# What you are asked to do:
Skip any picture you find and retype all the remaining lines exactly.

# Data supplied:
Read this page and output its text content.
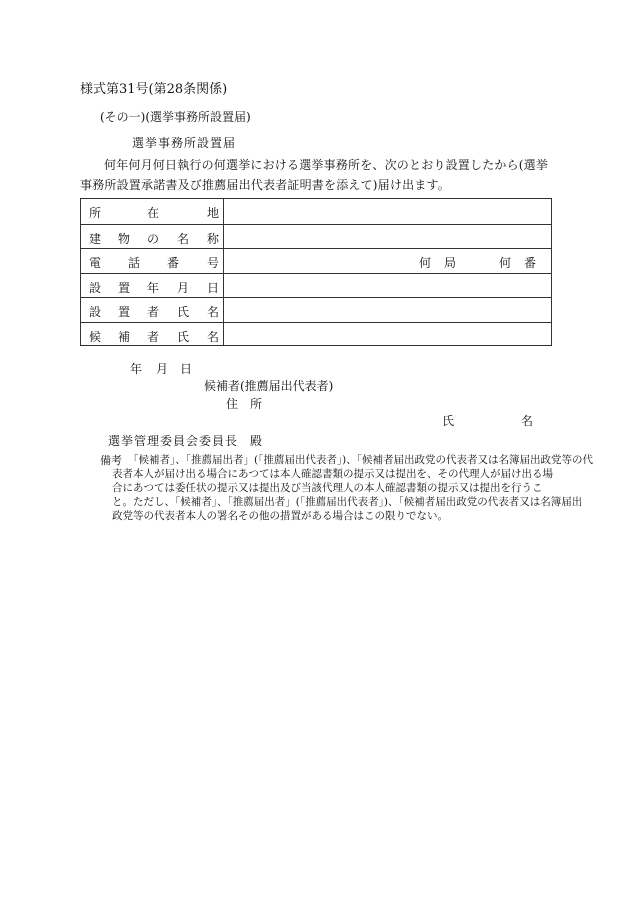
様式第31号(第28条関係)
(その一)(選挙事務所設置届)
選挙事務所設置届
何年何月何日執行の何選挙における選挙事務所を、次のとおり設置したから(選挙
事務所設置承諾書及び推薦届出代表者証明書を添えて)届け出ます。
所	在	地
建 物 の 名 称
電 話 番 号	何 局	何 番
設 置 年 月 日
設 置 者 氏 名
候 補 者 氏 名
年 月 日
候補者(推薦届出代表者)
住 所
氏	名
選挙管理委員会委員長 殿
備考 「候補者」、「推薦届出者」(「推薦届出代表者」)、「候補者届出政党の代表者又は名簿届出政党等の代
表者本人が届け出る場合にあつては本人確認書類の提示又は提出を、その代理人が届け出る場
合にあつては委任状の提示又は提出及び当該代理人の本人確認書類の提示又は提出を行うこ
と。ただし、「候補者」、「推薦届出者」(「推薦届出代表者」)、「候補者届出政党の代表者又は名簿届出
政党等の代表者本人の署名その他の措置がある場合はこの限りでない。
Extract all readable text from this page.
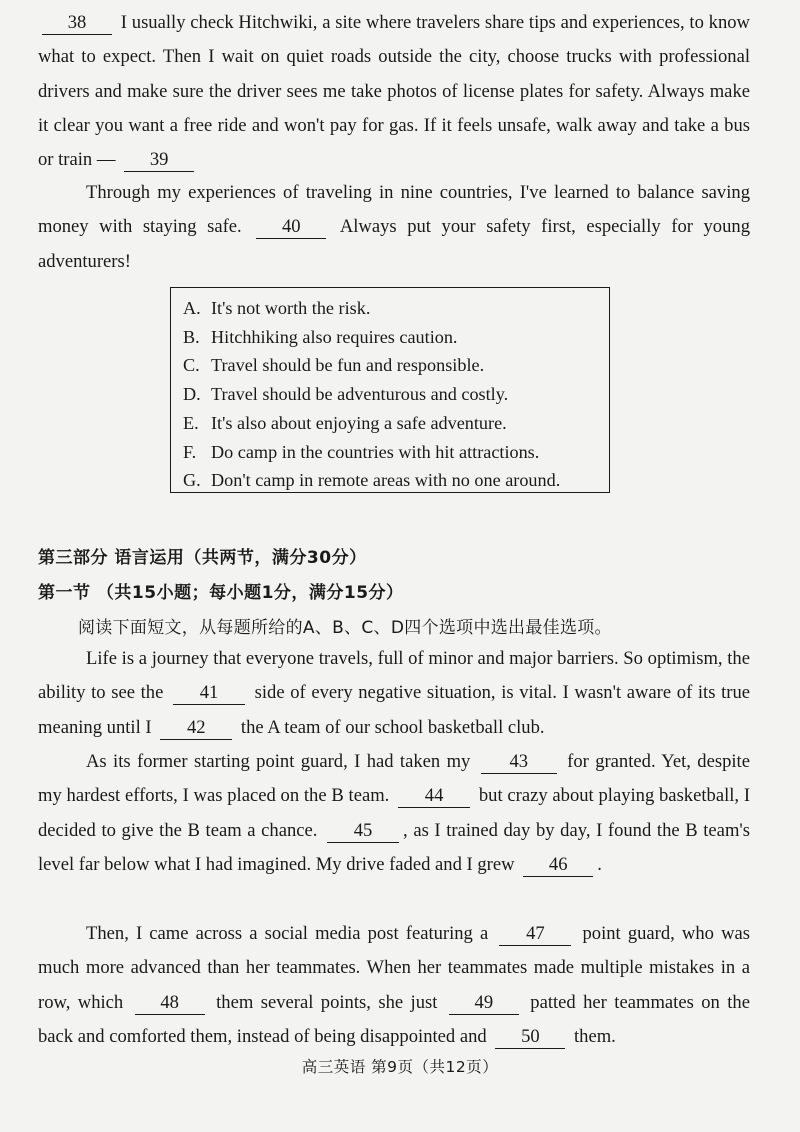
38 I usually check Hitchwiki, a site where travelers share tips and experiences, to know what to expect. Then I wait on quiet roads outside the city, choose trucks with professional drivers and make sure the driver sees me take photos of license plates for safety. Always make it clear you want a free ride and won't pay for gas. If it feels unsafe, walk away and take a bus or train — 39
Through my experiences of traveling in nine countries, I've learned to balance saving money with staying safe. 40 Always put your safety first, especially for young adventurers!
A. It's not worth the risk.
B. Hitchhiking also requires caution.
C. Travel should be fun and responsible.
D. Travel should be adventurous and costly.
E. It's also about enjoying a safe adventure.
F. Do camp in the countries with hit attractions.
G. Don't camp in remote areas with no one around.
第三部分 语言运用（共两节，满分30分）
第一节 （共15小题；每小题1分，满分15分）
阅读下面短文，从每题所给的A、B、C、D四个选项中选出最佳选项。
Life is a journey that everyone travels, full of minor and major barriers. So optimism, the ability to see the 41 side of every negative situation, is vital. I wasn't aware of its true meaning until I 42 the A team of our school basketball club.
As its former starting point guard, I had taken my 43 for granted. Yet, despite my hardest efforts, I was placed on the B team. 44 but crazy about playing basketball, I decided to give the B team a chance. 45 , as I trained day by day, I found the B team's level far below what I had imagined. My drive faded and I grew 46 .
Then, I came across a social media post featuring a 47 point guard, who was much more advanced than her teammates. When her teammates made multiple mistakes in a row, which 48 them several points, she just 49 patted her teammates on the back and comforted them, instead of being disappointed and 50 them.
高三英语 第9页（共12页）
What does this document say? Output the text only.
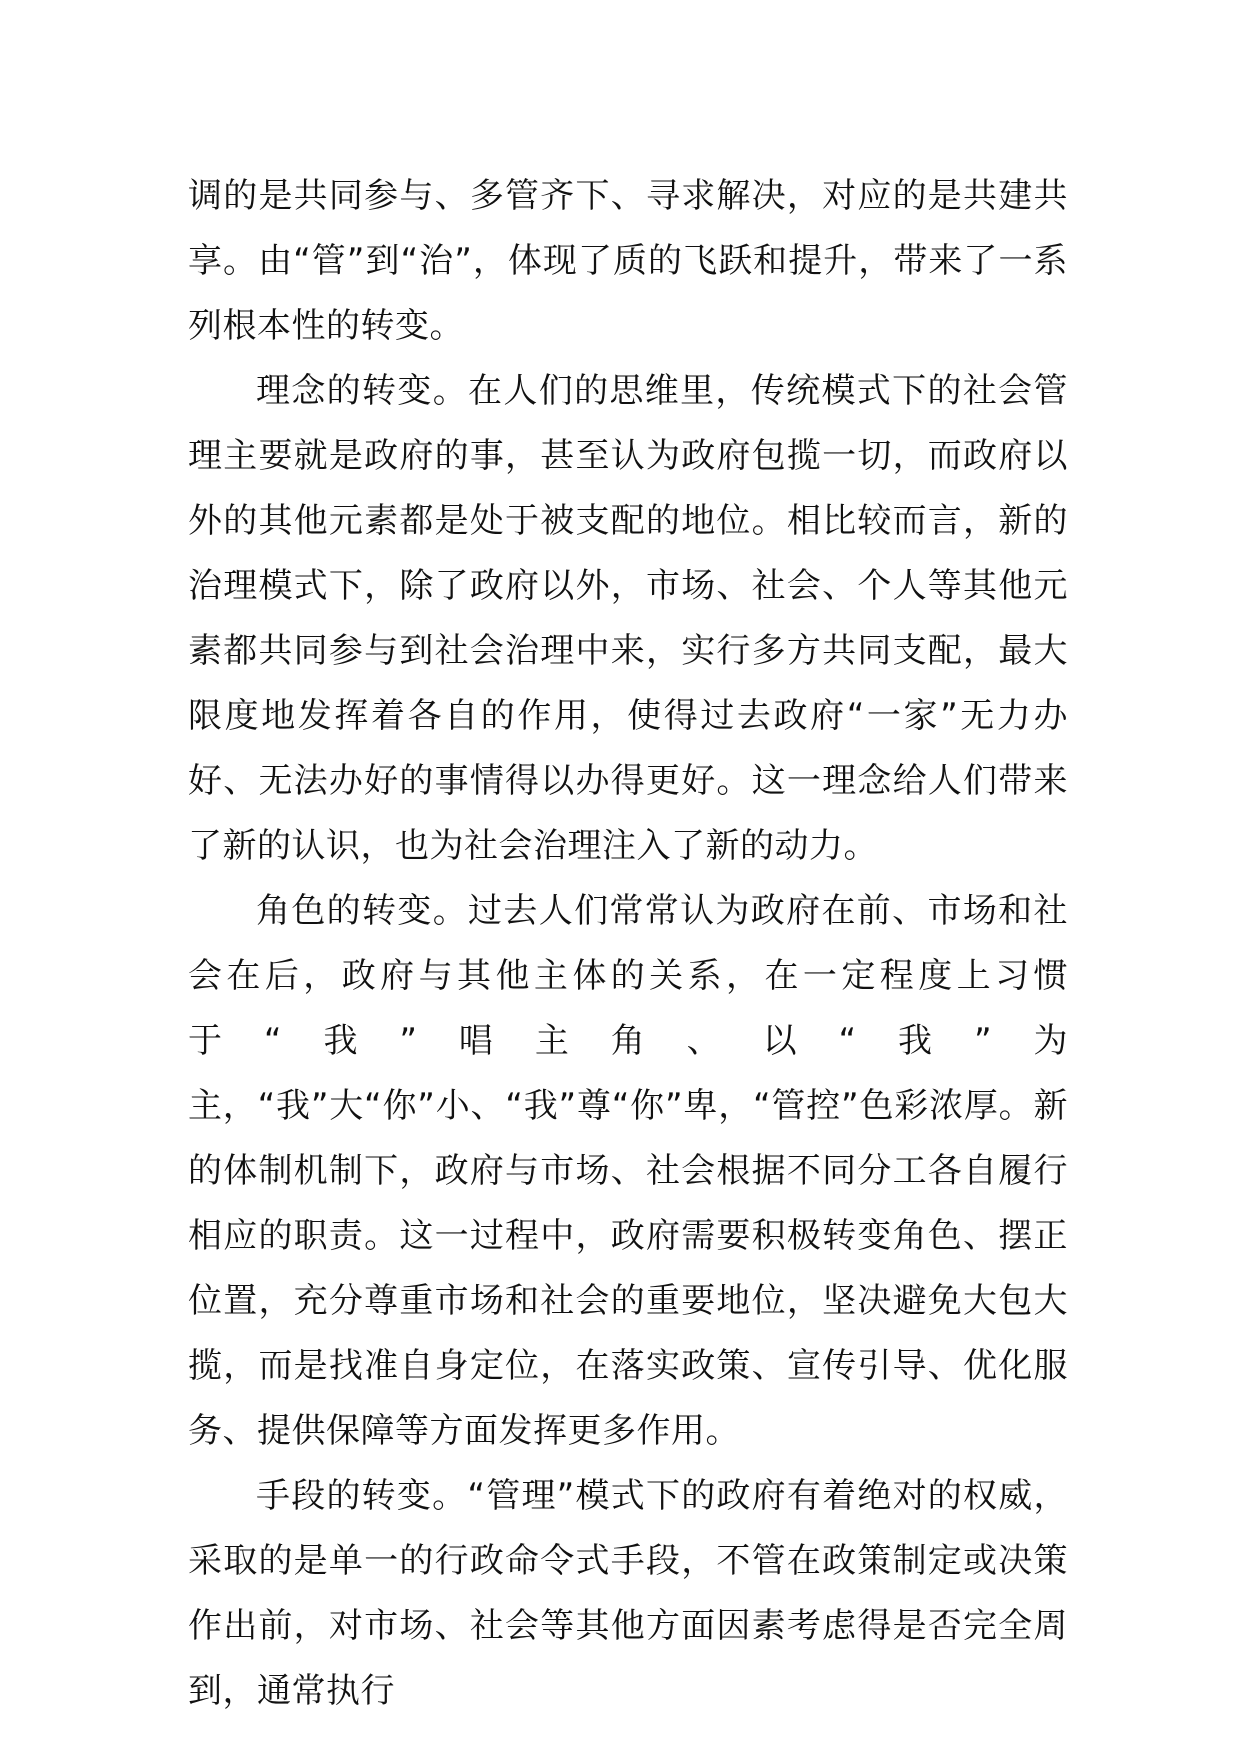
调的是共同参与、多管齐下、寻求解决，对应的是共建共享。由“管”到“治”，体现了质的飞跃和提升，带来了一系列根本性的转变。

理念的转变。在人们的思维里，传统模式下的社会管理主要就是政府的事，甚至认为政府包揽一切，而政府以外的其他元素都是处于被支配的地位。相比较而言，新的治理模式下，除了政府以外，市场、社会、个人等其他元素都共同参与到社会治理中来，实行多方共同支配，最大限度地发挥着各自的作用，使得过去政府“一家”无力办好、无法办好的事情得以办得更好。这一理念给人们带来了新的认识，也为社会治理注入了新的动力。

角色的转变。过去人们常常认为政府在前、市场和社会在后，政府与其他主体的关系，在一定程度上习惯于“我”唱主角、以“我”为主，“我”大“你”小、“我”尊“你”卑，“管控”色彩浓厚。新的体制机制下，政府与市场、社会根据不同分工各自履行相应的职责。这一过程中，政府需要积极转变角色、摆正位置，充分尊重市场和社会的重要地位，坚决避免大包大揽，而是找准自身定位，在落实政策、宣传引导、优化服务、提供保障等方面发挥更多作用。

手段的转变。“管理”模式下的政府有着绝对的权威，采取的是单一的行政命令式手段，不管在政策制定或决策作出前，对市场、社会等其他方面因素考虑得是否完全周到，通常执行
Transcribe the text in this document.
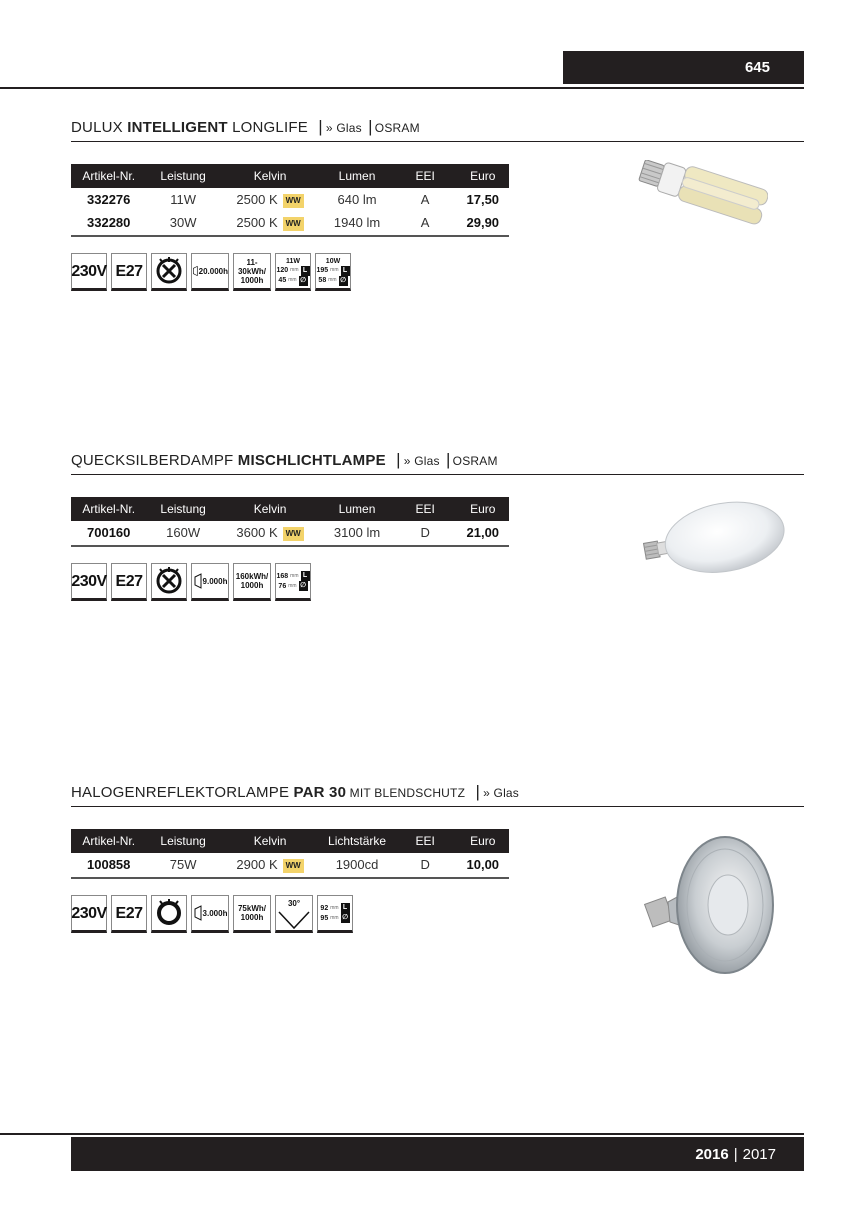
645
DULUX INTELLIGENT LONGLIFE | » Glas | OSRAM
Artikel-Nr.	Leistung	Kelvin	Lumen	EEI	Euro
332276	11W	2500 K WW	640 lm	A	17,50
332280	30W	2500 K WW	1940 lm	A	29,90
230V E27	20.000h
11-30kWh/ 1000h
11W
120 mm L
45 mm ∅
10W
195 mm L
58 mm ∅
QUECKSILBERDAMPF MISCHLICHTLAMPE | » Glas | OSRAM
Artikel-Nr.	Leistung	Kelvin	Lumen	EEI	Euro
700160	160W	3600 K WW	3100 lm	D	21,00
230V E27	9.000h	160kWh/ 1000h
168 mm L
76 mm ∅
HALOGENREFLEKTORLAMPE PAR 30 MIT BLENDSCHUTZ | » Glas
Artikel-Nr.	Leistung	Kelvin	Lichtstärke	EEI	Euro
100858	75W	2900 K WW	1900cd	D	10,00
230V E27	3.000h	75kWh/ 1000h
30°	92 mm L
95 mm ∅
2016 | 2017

# The answer:
Read this page and output its text content.
様式第31号(第28条関係)
(その一)(選挙事務所設置届)
選挙事務所設置届
何年何月何日執行の何選挙における選挙事務所を、次のとおり設置したから(選挙
事務所設置承諾書及び推薦届出代表者証明書を添えて)届け出ます。
所	在	地
建 物 の 名 称
電 話 番 号	何 局	何 番
設 置 年 月 日
設 置 者 氏 名
候 補 者 氏 名
年 月 日
候補者(推薦届出代表者)
住 所
氏	名
選挙管理委員会委員長 殿
備考 「候補者」、「推薦届出者」(「推薦届出代表者」)、「候補者届出政党の代表者又は名簿届出政党等の代
表者本人が届け出る場合にあつては本人確認書類の提示又は提出を、その代理人が届け出る場
合にあつては委任状の提示又は提出及び当該代理人の本人確認書類の提示又は提出を行うこ
と。ただし、「候補者」、「推薦届出者」(「推薦届出代表者」)、「候補者届出政党の代表者又は名簿届出
政党等の代表者本人の署名その他の措置がある場合はこの限りでない。
Extract all readable text from this page.
38 I usually check Hitchwiki, a site where travelers share tips and experiences, to know what to expect. Then I wait on quiet roads outside the city, choose trucks with professional drivers and make sure the driver sees me take photos of license plates for safety. Always make it clear you want a free ride and won't pay for gas. If it feels unsafe, walk away and take a bus or train — 39
Through my experiences of traveling in nine countries, I've learned to balance saving money with staying safe. 40 Always put your safety first, especially for young adventurers!
A. It's not worth the risk.
B. Hitchhiking also requires caution.
C. Travel should be fun and responsible.
D. Travel should be adventurous and costly.
E. It's also about enjoying a safe adventure.
F. Do camp in the countries with hit attractions.
G. Don't camp in remote areas with no one around.
第三部分 语言运用（共两节，满分30分）
第一节 （共15小题；每小题1分，满分15分）
阅读下面短文，从每题所给的A、B、C、D四个选项中选出最佳选项。
Life is a journey that everyone travels, full of minor and major barriers. So optimism, the ability to see the 41 side of every negative situation, is vital. I wasn't aware of its true meaning until I 42 the A team of our school basketball club.
As its former starting point guard, I had taken my 43 for granted. Yet, despite my hardest efforts, I was placed on the B team. 44 but crazy about playing basketball, I decided to give the B team a chance. 45 , as I trained day by day, I found the B team's level far below what I had imagined. My drive faded and I grew 46 .
Then, I came across a social media post featuring a 47 point guard, who was much more advanced than her teammates. When her teammates made multiple mistakes in a row, which 48 them several points, she just 49 patted her teammates on the back and comforted them, instead of being disappointed and 50 them.
高三英语 第9页（共12页）
What does this document say? Output the text only.
调的是共同参与、多管齐下、寻求解决，对应的是共建共享。由“管”到“治”，体现了质的飞跃和提升，带来了一系列根本性的转变。

理念的转变。在人们的思维里，传统模式下的社会管理主要就是政府的事，甚至认为政府包揽一切，而政府以外的其他元素都是处于被支配的地位。相比较而言，新的治理模式下，除了政府以外，市场、社会、个人等其他元素都共同参与到社会治理中来，实行多方共同支配，最大限度地发挥着各自的作用，使得过去政府“一家”无力办好、无法办好的事情得以办得更好。这一理念给人们带来了新的认识，也为社会治理注入了新的动力。

角色的转变。过去人们常常认为政府在前、市场和社会在后，政府与其他主体的关系，在一定程度上习惯于“我”唱主角、以“我”为主，“我”大“你”小、“我”尊“你”卑，“管控”色彩浓厚。新的体制机制下，政府与市场、社会根据不同分工各自履行相应的职责。这一过程中，政府需要积极转变角色、摆正位置，充分尊重市场和社会的重要地位，坚决避免大包大揽，而是找准自身定位，在落实政策、宣传引导、优化服务、提供保障等方面发挥更多作用。

手段的转变。“管理”模式下的政府有着绝对的权威，采取的是单一的行政命令式手段，不管在政策制定或决策作出前，对市场、社会等其他方面因素考虑得是否完全周到，通常执行
Transcribe the text in this document.
645
DULUX INTELLIGENT LONGLIFE | » Glas | OSRAM
Artikel-Nr.	Leistung	Kelvin	Lumen	EEI	Euro
332276	11W	2500 K WW	640 lm	A	17,50
332280	30W	2500 K WW	1940 lm	A	29,90
230V E27	20.000h
11-30kWh/ 1000h
11W
120 mm L
45 mm ∅
10W
195 mm L
58 mm ∅
QUECKSILBERDAMPF MISCHLICHTLAMPE | » Glas | OSRAM
Artikel-Nr.	Leistung	Kelvin	Lumen	EEI	Euro
700160	160W	3600 K WW	3100 lm	D	21,00
230V E27	9.000h	160kWh/ 1000h
168 mm L
76 mm ∅
HALOGENREFLEKTORLAMPE PAR 30 MIT BLENDSCHUTZ | » Glas
Artikel-Nr.	Leistung	Kelvin	Lichtstärke	EEI	Euro
100858	75W	2900 K WW	1900cd	D	10,00
230V E27	3.000h	75kWh/ 1000h
30°	92 mm L
95 mm ∅
2016 | 2017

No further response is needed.